* **What is asked**
In the data below, find each line containing the string "если" and return it.

* **Data in this exercise**
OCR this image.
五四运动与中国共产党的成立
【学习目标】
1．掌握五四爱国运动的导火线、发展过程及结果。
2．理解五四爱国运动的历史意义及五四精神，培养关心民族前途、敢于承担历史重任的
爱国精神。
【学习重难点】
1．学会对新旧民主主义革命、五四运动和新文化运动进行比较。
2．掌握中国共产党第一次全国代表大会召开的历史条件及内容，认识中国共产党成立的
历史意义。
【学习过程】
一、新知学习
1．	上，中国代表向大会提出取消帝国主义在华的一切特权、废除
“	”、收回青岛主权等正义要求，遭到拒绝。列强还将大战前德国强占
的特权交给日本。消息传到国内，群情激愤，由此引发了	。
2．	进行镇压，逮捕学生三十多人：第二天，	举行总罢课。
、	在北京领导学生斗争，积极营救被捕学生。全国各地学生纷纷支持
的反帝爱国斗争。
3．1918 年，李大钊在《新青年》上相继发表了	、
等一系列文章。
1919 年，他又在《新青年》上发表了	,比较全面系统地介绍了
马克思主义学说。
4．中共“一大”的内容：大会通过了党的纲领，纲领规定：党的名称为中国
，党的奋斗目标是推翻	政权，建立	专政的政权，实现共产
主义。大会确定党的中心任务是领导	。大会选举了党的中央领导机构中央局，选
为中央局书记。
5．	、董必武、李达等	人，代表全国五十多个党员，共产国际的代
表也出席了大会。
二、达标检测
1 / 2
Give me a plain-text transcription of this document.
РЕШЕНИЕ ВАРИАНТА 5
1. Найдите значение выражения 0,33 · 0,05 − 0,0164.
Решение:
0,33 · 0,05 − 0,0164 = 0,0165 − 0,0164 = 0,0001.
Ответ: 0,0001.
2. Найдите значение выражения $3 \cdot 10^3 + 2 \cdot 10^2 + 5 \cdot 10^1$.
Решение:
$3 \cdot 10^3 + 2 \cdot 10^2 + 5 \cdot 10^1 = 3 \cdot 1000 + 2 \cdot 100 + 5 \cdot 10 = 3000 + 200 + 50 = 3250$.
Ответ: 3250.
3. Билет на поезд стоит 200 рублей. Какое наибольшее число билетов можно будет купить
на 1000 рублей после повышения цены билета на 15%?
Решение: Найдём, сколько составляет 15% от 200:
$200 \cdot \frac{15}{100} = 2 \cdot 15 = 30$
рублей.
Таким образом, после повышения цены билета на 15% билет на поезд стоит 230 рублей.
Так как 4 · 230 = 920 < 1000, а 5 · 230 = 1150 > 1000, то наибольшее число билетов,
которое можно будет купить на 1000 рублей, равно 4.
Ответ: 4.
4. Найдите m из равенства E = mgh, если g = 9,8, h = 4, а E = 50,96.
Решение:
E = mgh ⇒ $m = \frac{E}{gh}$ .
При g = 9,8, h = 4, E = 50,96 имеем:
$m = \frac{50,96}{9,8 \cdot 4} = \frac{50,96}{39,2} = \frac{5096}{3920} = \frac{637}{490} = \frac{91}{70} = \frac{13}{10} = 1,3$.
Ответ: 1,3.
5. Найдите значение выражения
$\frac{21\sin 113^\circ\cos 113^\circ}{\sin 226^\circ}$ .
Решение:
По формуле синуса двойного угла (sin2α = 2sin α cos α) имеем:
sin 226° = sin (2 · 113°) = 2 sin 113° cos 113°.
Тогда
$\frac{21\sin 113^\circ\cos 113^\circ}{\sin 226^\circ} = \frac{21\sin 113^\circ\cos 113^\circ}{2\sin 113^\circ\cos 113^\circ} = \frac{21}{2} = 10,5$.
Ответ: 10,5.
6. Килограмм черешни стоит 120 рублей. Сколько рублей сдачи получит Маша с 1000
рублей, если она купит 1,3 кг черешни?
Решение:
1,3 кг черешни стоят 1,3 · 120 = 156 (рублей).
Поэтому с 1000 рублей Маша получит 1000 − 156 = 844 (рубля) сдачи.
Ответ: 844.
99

* **Final result**
4. Найдите m из равенства E = mgh, если g = 9,8, h = 4, а E = 50,96.
рублей, если она купит 1,3 кг черешни?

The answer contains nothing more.